> _Provided material_

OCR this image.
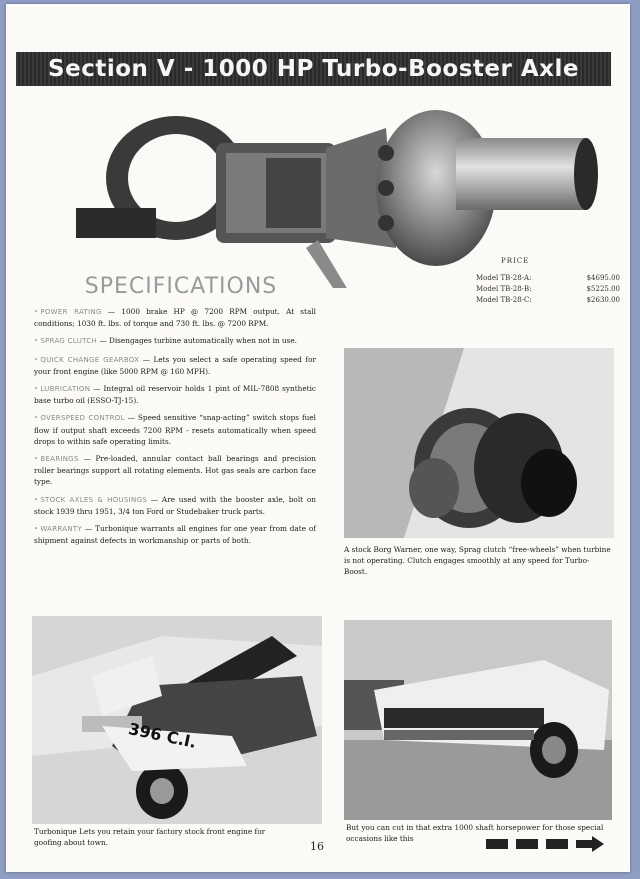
Section V - 1000 HP Turbo-Booster Axle
SPECIFICATIONS
PRICE
Model TB-28-A:	$4695.00
Model TB-28-B:	$5225.00
Model TB-28-C:	$2630.00
• POWER RATING — 1000 brake HP @ 7200 RPM output. At stall conditions; 1030 ft. lbs. of torque and 730 ft. lbs. @ 7200 RPM.
• SPRAG CLUTCH — Disengages turbine automatically when not in use.
• QUICK CHANGE GEARBOX — Lets you select a safe operating speed for your front engine (like 5000 RPM @ 160 MPH).
• LUBRICATION — Integral oil reservoir holds 1 pint of MIL-7808 synthetic base turbo oil (ESSO-TJ-15).
• OVERSPEED CONTROL — Speed sensitive “snap-acting” switch stops fuel flow if output shaft exceeds 7200 RPM - resets automatically when speed drops to within safe operating limits.
• BEARINGS — Pre-loaded, annular contact ball bearings and precision roller bearings support all rotating elements. Hot gas seals are carbon face type.
• STOCK AXLES & HOUSINGS — Are used with the booster axle, bolt on stock 1939 thru 1951, 3/4 ton Ford or Studebaker truck parts.
• WARRANTY — Turbonique warrants all engines for one year from date of shipment against defects in workmanship or parts of both.
A stock Borg Warner, one way, Sprag clutch “free-wheels” when turbine is not operating. Clutch engages smoothly at any speed for Turbo-Boost.
396 C.I.
Turbonique Lets you retain your factory stock front engine for goofing about town.
But you can cut in that extra 1000 shaft horsepower for those special occasions like this
16
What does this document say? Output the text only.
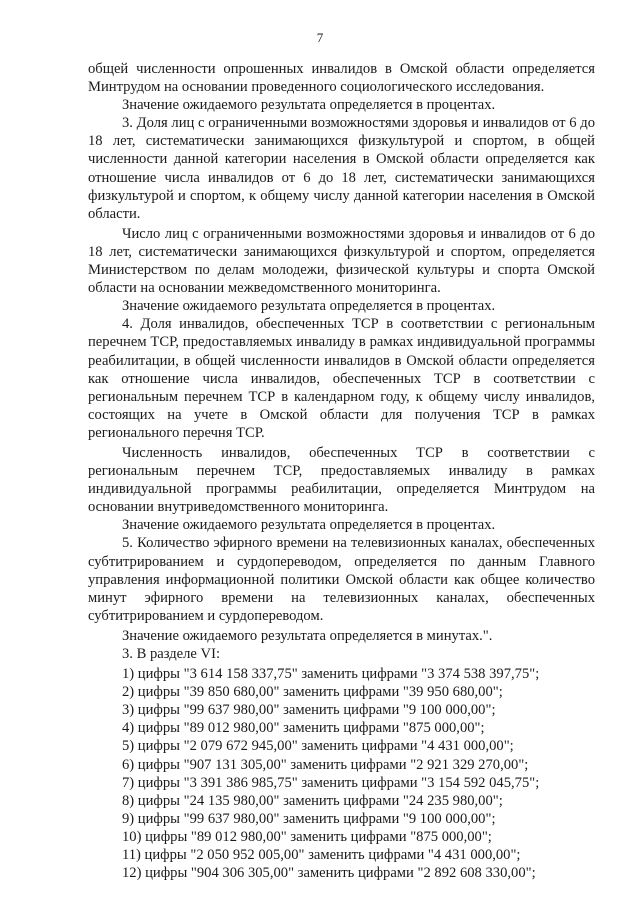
7

общей численности опрошенных инвалидов в Омской области определяется Минтрудом на основании проведенного социологического исследования.

Значение ожидаемого результата определяется в процентах.

3. Доля лиц с ограниченными возможностями здоровья и инвалидов от 6 до 18 лет, систематически занимающихся физкультурой и спортом, в общей численности данной категории населения в Омской области определяется как отношение числа инвалидов от 6 до 18 лет, систематически занимающихся физкультурой и спортом, к общему числу данной категории населения в Омской области.

Число лиц с ограниченными возможностями здоровья и инвалидов от 6 до 18 лет, систематически занимающихся физкультурой и спортом, определяется Министерством по делам молодежи, физической культуры и спорта Омской области на основании межведомственного мониторинга.

Значение ожидаемого результата определяется в процентах.

4. Доля инвалидов, обеспеченных ТСР в соответствии с региональным перечнем ТСР, предоставляемых инвалиду в рамках индивидуальной программы реабилитации, в общей численности инвалидов в Омской области определяется как отношение числа инвалидов, обеспеченных ТСР в соответствии с региональным перечнем ТСР в календарном году, к общему числу инвалидов, состоящих на учете в Омской области для получения ТСР в рамках регионального перечня ТСР.

Численность инвалидов, обеспеченных ТСР в соответствии с региональным перечнем ТСР, предоставляемых инвалиду в рамках индивидуальной программы реабилитации, определяется Минтрудом на основании внутриведомственного мониторинга.

Значение ожидаемого результата определяется в процентах.

5. Количество эфирного времени на телевизионных каналах, обеспеченных субтитрированием и сурдопереводом, определяется по данным Главного управления информационной политики Омской области как общее количество минут эфирного времени на телевизионных каналах, обеспеченных субтитрированием и сурдопереводом.

Значение ожидаемого результата определяется в минутах.".

3. В разделе VI:

1) цифры "3 614 158 337,75" заменить цифрами "3 374 538 397,75";

2) цифры "39 850 680,00" заменить цифрами "39 950 680,00";

3) цифры "99 637 980,00" заменить цифрами "9 100 000,00";

4) цифры "89 012 980,00" заменить цифрами "875 000,00";

5) цифры "2 079 672 945,00" заменить цифрами "4 431 000,00";

6) цифры "907 131 305,00" заменить цифрами "2 921 329 270,00";

7) цифры "3 391 386 985,75" заменить цифрами "3 154 592 045,75";

8) цифры "24 135 980,00" заменить цифрами "24 235 980,00";

9) цифры "99 637 980,00" заменить цифрами "9 100 000,00";

10) цифры "89 012 980,00" заменить цифрами "875 000,00";

11) цифры "2 050 952 005,00" заменить цифрами "4 431 000,00";

12) цифры "904 306 305,00" заменить цифрами "2 892 608 330,00";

> _What to work on_
From the listing above, report the number of lines containing the string "automatically", without any accompanying remarks.

> _Response to the task_
2